BEGIN Records for this exercise

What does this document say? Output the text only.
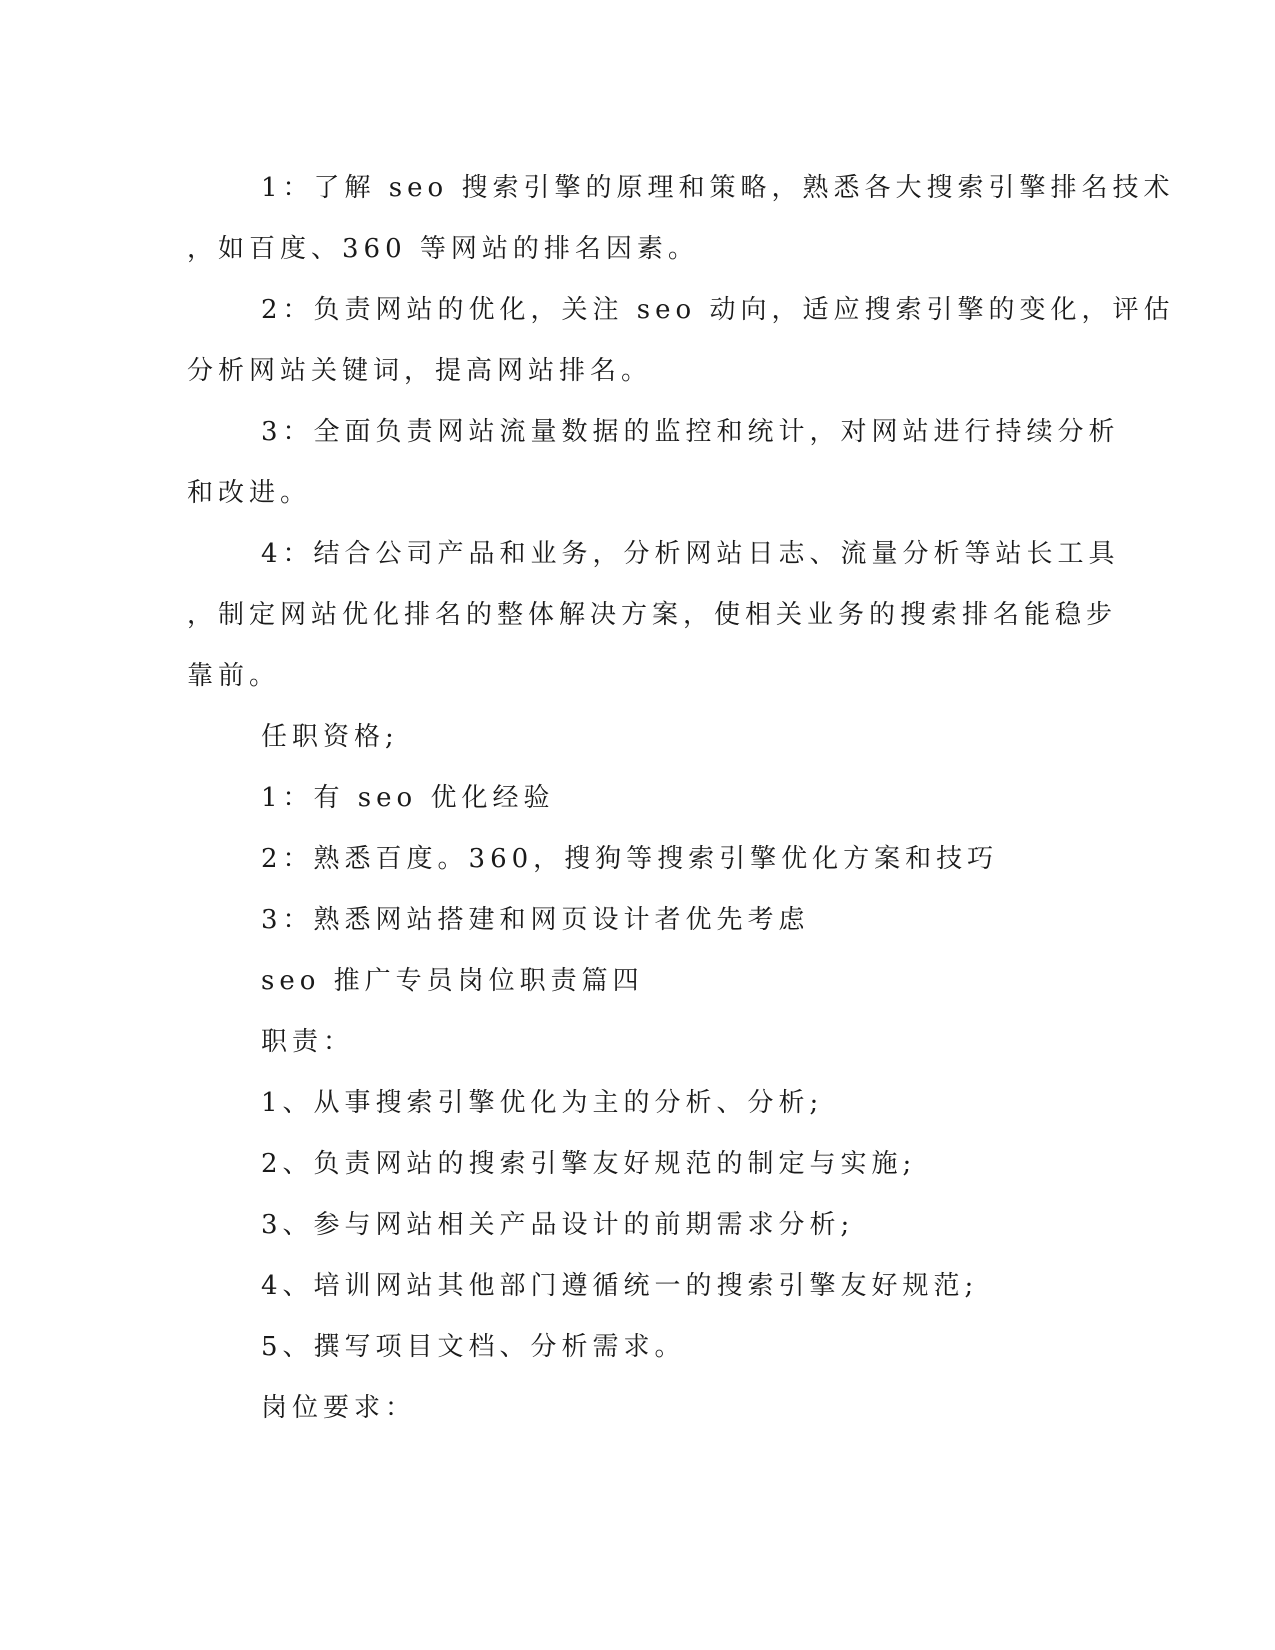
1：了解 seo 搜索引擎的原理和策略，熟悉各大搜索引擎排名技术
，如百度、360 等网站的排名因素。

2：负责网站的优化，关注 seo 动向，适应搜索引擎的变化，评估
分析网站关键词，提高网站排名。

3：全面负责网站流量数据的监控和统计，对网站进行持续分析
和改进。

4：结合公司产品和业务，分析网站日志、流量分析等站长工具
，制定网站优化排名的整体解决方案，使相关业务的搜索排名能稳步
靠前。

任职资格;

1：有 seo 优化经验

2：熟悉百度。360，搜狗等搜索引擎优化方案和技巧

3：熟悉网站搭建和网页设计者优先考虑

seo 推广专员岗位职责篇四

职责：

1、从事搜索引擎优化为主的分析、分析;

2、负责网站的搜索引擎友好规范的制定与实施;

3、参与网站相关产品设计的前期需求分析;

4、培训网站其他部门遵循统一的搜索引擎友好规范;

5、撰写项目文档、分析需求。

岗位要求：
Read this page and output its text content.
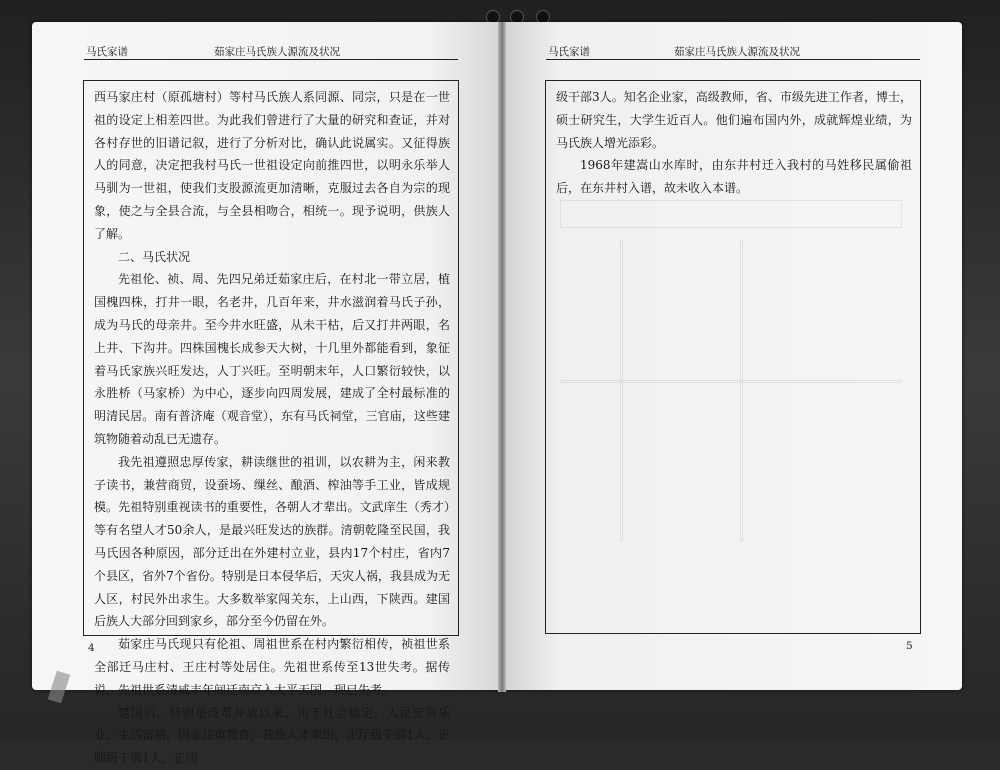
马氏家谱	茹家庄马氏族人源流及状况	马氏家谱	茹家庄马氏族人源流及状况

西马家庄村（原孤塘村）等村马氏族人系同源、同宗，只是在一世祖的设定上相差四世。为此我们曾进行了大量的研究和查证，并对各村存世的旧谱记叙，进行了分析对比，确认此说属实。又征得族人的同意，决定把我村马氏一世祖设定向前推四世，以明永乐举人马驯为一世祖，使我们支股源流更加清晰，克服过去各自为宗的现象，使之与全县合流，与全县相吻合，相统一。现予说明，供族人了解。

二、马氏状况

先祖伦、祯、周、先四兄弟迁茹家庄后，在村北一带立居，植国槐四株，打井一眼，名老井，几百年来，井水滋润着马氏子孙，成为马氏的母亲井。至今井水旺盛，从未干枯，后又打井两眼，名上井、下沟井。四株国槐长成参天大树，十几里外都能看到，象征着马氏家族兴旺发达，人丁兴旺。至明朝末年，人口繁衍较快，以永胜桥（马家桥）为中心，逐步向四周发展，建成了全村最标准的明清民居。南有普济庵（观音堂），东有马氏祠堂，三官庙，这些建筑物随着动乱已无遗存。

我先祖遵照忠厚传家，耕读继世的祖训，以农耕为主，闲来教子读书，兼营商贸，设蚕场、缫丝、酿酒、榨油等手工业，皆成规模。先祖特别重视读书的重要性，各朝人才辈出。文武庠生（秀才）等有名望人才50余人，是最兴旺发达的族群。清朝乾隆至民国，我马氏因各种原因，部分迁出在外建村立业，县内17个村庄，省内7个县区，省外7个省份。特别是日本侵华后，天灾人祸，我县成为无人区，村民外出求生。大多数举家闯关东，上山西，下陕西。建国后族人大部分回到家乡，部分至今仍留在外。

茹家庄马氏现只有伦祖、周祖世系在村内繁衍相传，祯祖世系全部迁马庄村、王庄村等处居住。先祖世系传至13世失考。据传说，先祖世系清咸丰年间迁南京入太平天国。现已失考。

建国后，特别是改革开放以来，由于社会稳定，人民安居乐业，生活富裕，国家注重教育，我族人才辈出，正厅级干部1人，正师级干部1人，正团

级干部3人。知名企业家，高级教师，省、市级先进工作者，博士，硕士研究生，大学生近百人。他们遍布国内外，成就辉煌业绩，为马氏族人增光添彩。

1968年建嵩山水库时，由东井村迁入我村的马姓移民属偷祖后，在东井村入谱，故未收入本谱。

4	5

END Records for this exercise

Problem description:
Pictures in the records above are not copied; print everything else exactly.

Result of the task:
What does this document say? Output the text only.
1：了解 seo 搜索引擎的原理和策略，熟悉各大搜索引擎排名技术
，如百度、360 等网站的排名因素。

2：负责网站的优化，关注 seo 动向，适应搜索引擎的变化，评估
分析网站关键词，提高网站排名。

3：全面负责网站流量数据的监控和统计，对网站进行持续分析
和改进。

4：结合公司产品和业务，分析网站日志、流量分析等站长工具
，制定网站优化排名的整体解决方案，使相关业务的搜索排名能稳步
靠前。

任职资格;

1：有 seo 优化经验

2：熟悉百度。360，搜狗等搜索引擎优化方案和技巧

3：熟悉网站搭建和网页设计者优先考虑

seo 推广专员岗位职责篇四

职责：

1、从事搜索引擎优化为主的分析、分析;

2、负责网站的搜索引擎友好规范的制定与实施;

3、参与网站相关产品设计的前期需求分析;

4、培训网站其他部门遵循统一的搜索引擎友好规范;

5、撰写项目文档、分析需求。

岗位要求：
Read this page and output its text content.
马氏家谱	茹家庄马氏族人源流及状况	马氏家谱	茹家庄马氏族人源流及状况

西马家庄村（原孤塘村）等村马氏族人系同源、同宗，只是在一世祖的设定上相差四世。为此我们曾进行了大量的研究和查证，并对各村存世的旧谱记叙，进行了分析对比，确认此说属实。又征得族人的同意，决定把我村马氏一世祖设定向前推四世，以明永乐举人马驯为一世祖，使我们支股源流更加清晰，克服过去各自为宗的现象，使之与全县合流，与全县相吻合，相统一。现予说明，供族人了解。

二、马氏状况

先祖伦、祯、周、先四兄弟迁茹家庄后，在村北一带立居，植国槐四株，打井一眼，名老井，几百年来，井水滋润着马氏子孙，成为马氏的母亲井。至今井水旺盛，从未干枯，后又打井两眼，名上井、下沟井。四株国槐长成参天大树，十几里外都能看到，象征着马氏家族兴旺发达，人丁兴旺。至明朝末年，人口繁衍较快，以永胜桥（马家桥）为中心，逐步向四周发展，建成了全村最标准的明清民居。南有普济庵（观音堂），东有马氏祠堂，三官庙，这些建筑物随着动乱已无遗存。

我先祖遵照忠厚传家，耕读继世的祖训，以农耕为主，闲来教子读书，兼营商贸，设蚕场、缫丝、酿酒、榨油等手工业，皆成规模。先祖特别重视读书的重要性，各朝人才辈出。文武庠生（秀才）等有名望人才50余人，是最兴旺发达的族群。清朝乾隆至民国，我马氏因各种原因，部分迁出在外建村立业，县内17个村庄，省内7个县区，省外7个省份。特别是日本侵华后，天灾人祸，我县成为无人区，村民外出求生。大多数举家闯关东，上山西，下陕西。建国后族人大部分回到家乡，部分至今仍留在外。

茹家庄马氏现只有伦祖、周祖世系在村内繁衍相传，祯祖世系全部迁马庄村、王庄村等处居住。先祖世系传至13世失考。据传说，先祖世系清咸丰年间迁南京入太平天国。现已失考。

建国后，特别是改革开放以来，由于社会稳定，人民安居乐业，生活富裕，国家注重教育，我族人才辈出，正厅级干部1人，正师级干部1人，正团

级干部3人。知名企业家，高级教师，省、市级先进工作者，博士，硕士研究生，大学生近百人。他们遍布国内外，成就辉煌业绩，为马氏族人增光添彩。

1968年建嵩山水库时，由东井村迁入我村的马姓移民属偷祖后，在东井村入谱，故未收入本谱。

4	5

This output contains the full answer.